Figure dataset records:
START
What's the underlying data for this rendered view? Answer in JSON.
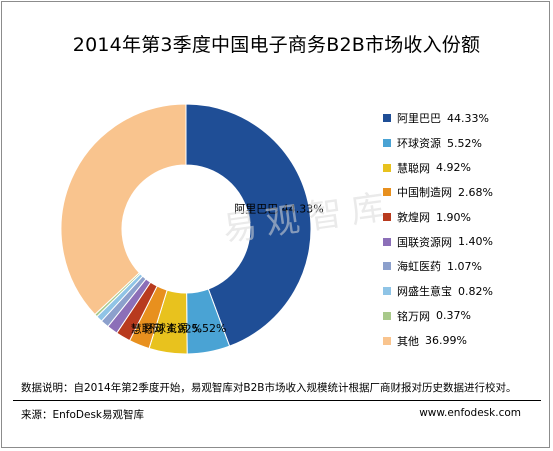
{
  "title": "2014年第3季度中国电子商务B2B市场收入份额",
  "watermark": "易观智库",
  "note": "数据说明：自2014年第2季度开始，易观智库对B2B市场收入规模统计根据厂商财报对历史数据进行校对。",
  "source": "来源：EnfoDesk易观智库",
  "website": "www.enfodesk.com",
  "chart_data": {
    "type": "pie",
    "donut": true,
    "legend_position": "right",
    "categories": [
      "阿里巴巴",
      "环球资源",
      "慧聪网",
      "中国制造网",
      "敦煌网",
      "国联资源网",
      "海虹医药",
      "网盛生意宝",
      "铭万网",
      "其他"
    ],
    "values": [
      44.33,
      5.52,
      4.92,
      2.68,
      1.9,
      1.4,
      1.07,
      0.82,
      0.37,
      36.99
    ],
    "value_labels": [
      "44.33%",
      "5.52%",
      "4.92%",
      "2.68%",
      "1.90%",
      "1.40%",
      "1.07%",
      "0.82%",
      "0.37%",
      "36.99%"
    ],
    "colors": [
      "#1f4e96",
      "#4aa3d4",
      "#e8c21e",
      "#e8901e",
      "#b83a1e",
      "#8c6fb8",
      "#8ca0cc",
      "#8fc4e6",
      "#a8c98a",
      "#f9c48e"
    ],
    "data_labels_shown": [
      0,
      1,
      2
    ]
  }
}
END
START
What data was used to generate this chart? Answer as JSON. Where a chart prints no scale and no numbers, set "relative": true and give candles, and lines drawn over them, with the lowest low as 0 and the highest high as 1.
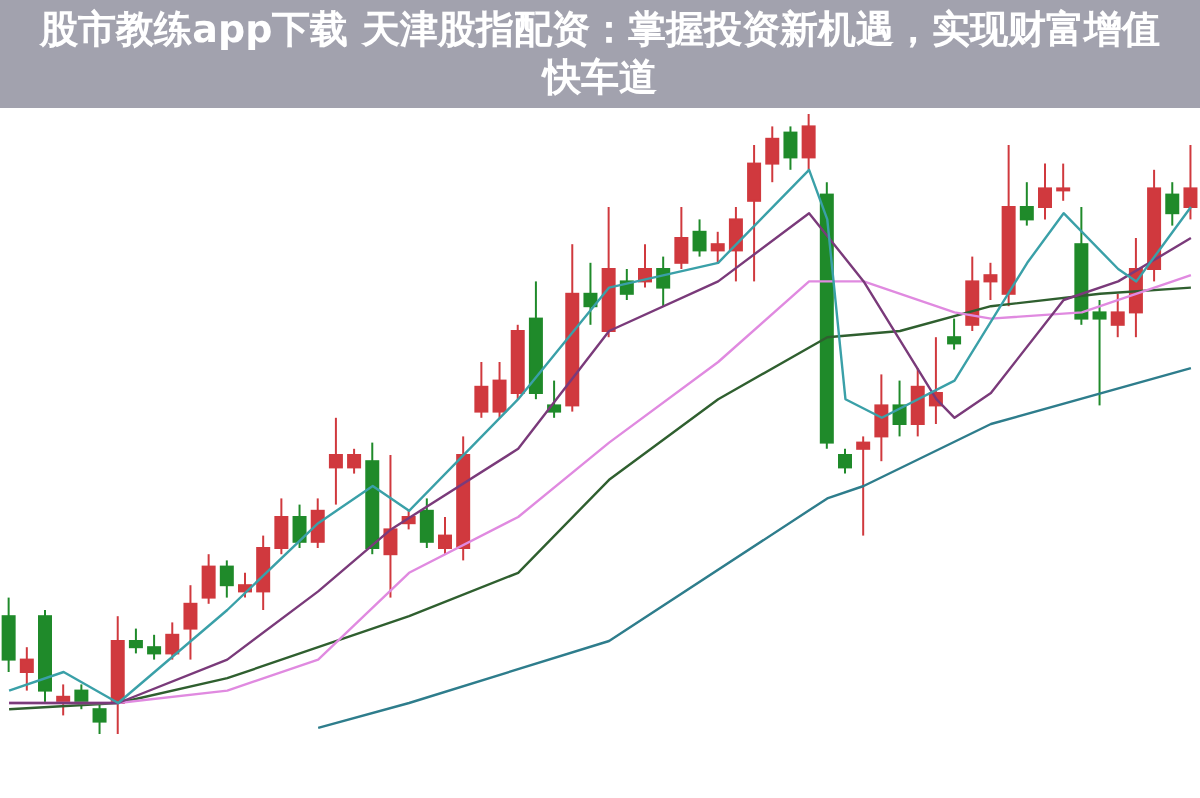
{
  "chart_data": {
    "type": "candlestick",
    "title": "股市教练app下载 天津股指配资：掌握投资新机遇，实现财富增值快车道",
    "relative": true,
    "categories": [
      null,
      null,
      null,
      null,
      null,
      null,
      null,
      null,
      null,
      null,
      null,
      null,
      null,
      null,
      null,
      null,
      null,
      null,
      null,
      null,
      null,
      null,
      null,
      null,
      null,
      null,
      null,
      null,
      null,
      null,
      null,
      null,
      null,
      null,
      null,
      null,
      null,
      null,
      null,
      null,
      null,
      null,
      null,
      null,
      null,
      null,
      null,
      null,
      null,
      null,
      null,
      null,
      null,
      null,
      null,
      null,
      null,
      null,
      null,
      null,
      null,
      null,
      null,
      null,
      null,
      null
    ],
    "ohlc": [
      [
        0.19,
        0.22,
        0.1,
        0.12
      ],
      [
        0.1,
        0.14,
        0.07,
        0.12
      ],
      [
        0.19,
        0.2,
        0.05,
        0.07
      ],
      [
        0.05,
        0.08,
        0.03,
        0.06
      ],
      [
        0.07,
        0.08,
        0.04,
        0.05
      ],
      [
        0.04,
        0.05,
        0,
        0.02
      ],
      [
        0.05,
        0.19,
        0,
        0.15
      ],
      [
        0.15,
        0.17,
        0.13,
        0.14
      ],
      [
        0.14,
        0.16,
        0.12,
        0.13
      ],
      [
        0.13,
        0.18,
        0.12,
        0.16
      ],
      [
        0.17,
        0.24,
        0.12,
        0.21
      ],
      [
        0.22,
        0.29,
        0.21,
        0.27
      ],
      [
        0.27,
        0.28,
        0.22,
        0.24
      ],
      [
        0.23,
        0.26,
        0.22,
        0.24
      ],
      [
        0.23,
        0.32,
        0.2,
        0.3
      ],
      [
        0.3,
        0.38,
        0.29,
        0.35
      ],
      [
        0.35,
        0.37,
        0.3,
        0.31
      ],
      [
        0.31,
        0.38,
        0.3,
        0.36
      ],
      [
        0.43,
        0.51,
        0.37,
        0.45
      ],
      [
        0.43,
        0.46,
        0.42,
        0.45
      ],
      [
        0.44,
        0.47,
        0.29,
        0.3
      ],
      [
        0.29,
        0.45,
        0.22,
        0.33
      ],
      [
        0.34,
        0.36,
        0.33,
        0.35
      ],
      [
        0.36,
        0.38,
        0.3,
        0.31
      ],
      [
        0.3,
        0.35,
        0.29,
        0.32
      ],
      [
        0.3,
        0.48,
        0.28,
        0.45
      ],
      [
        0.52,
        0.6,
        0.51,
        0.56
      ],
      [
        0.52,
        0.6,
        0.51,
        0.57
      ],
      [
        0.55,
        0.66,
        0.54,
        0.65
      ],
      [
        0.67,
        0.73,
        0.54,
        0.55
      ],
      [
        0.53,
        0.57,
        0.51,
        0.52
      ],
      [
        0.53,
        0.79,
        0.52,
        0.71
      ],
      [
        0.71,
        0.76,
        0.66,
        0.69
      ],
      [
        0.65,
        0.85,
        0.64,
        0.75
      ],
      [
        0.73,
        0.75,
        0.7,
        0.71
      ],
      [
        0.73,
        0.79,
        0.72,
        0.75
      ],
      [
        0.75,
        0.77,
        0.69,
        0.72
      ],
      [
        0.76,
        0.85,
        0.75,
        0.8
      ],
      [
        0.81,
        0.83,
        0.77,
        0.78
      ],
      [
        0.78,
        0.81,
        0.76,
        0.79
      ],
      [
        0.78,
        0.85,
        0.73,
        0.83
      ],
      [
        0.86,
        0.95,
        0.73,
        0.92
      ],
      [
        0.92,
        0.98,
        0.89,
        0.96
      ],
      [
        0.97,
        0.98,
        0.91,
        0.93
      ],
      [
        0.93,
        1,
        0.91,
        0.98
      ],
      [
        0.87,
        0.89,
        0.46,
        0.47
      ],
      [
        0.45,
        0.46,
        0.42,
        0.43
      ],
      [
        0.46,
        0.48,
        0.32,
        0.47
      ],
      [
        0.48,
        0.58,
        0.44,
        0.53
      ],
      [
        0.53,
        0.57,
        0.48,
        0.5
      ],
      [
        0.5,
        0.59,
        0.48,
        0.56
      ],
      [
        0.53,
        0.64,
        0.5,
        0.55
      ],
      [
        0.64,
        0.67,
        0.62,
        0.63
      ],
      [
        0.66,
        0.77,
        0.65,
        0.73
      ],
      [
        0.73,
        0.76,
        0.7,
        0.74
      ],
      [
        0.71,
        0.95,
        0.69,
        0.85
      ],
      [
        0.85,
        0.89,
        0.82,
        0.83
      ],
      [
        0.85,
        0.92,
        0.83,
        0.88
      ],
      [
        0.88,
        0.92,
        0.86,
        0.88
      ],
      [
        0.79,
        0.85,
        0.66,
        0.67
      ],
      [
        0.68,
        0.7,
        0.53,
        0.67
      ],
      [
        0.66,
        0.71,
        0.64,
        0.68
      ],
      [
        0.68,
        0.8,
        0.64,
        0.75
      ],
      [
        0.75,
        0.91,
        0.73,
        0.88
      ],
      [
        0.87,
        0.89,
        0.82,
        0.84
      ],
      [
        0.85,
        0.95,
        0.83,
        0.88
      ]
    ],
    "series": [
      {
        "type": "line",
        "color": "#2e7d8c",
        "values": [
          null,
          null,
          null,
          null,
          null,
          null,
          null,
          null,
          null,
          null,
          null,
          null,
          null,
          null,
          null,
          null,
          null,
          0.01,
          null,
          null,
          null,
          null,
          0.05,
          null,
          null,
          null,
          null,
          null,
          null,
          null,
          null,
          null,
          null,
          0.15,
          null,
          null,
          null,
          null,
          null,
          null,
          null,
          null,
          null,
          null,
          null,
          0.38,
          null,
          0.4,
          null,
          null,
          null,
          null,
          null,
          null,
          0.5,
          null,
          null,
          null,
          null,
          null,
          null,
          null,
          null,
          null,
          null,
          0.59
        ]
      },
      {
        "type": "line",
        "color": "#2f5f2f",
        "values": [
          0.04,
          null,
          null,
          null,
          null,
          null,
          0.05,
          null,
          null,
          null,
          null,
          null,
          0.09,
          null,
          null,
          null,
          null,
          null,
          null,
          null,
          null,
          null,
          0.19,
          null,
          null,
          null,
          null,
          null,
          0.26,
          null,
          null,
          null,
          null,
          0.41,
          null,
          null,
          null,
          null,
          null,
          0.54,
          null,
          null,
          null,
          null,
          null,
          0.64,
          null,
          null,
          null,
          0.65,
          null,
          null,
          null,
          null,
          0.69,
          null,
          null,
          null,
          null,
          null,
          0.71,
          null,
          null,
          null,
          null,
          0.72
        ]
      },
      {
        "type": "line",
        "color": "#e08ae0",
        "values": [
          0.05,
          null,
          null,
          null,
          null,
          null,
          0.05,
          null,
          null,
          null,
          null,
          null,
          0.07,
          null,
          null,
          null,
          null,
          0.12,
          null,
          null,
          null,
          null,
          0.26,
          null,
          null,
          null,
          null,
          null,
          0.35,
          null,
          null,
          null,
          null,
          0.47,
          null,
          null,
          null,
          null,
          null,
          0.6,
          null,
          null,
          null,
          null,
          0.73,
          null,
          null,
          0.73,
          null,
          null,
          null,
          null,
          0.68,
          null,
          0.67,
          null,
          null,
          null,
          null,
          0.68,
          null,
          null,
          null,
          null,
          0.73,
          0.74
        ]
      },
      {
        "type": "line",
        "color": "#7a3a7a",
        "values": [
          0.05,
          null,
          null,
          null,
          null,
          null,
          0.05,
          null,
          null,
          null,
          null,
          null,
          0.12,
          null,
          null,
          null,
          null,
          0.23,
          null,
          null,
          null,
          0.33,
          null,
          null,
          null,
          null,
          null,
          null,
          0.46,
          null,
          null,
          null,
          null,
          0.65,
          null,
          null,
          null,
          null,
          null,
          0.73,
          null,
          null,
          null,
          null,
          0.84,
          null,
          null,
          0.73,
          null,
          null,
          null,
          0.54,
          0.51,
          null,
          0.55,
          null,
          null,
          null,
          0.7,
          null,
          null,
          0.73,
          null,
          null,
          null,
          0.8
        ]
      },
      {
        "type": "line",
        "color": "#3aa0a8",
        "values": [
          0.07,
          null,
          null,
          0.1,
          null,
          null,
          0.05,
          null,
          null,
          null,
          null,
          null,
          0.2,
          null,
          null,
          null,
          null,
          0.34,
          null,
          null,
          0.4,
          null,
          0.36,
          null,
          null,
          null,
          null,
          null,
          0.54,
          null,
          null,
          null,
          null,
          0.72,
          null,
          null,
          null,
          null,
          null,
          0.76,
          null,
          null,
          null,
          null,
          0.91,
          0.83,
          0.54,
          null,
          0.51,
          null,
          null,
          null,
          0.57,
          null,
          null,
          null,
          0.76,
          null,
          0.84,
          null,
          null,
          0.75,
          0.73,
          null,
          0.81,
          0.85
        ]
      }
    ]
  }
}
END
START
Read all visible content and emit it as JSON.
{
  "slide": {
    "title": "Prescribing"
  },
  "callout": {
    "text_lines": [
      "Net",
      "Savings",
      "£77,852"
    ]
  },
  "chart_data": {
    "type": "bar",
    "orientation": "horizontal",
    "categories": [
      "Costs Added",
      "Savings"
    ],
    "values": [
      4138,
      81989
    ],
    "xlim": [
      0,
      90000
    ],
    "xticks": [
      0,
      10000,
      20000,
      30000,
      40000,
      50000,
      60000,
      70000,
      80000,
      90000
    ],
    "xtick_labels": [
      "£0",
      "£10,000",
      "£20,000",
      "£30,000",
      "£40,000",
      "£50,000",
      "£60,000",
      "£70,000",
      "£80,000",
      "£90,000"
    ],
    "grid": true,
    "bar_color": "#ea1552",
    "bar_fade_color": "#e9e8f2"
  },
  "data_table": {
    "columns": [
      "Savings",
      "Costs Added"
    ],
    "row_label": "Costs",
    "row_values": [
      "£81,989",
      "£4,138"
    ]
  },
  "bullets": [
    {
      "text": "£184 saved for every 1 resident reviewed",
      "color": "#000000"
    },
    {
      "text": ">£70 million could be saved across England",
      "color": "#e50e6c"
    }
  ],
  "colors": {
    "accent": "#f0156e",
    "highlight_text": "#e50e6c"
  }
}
END
DIRECTIONS FOR THIS TASK: From the records above, pull out each line that has "What".

ANSWER TO THE TASK:
What's the underlying data for this rendered view? Answer in JSON.
What data was used to generate this chart? Answer as JSON. Where a chart prints no scale and no numbers, set "relative": true and give candles, and lines drawn over them, with the lowest low as 0 and the highest high as 1.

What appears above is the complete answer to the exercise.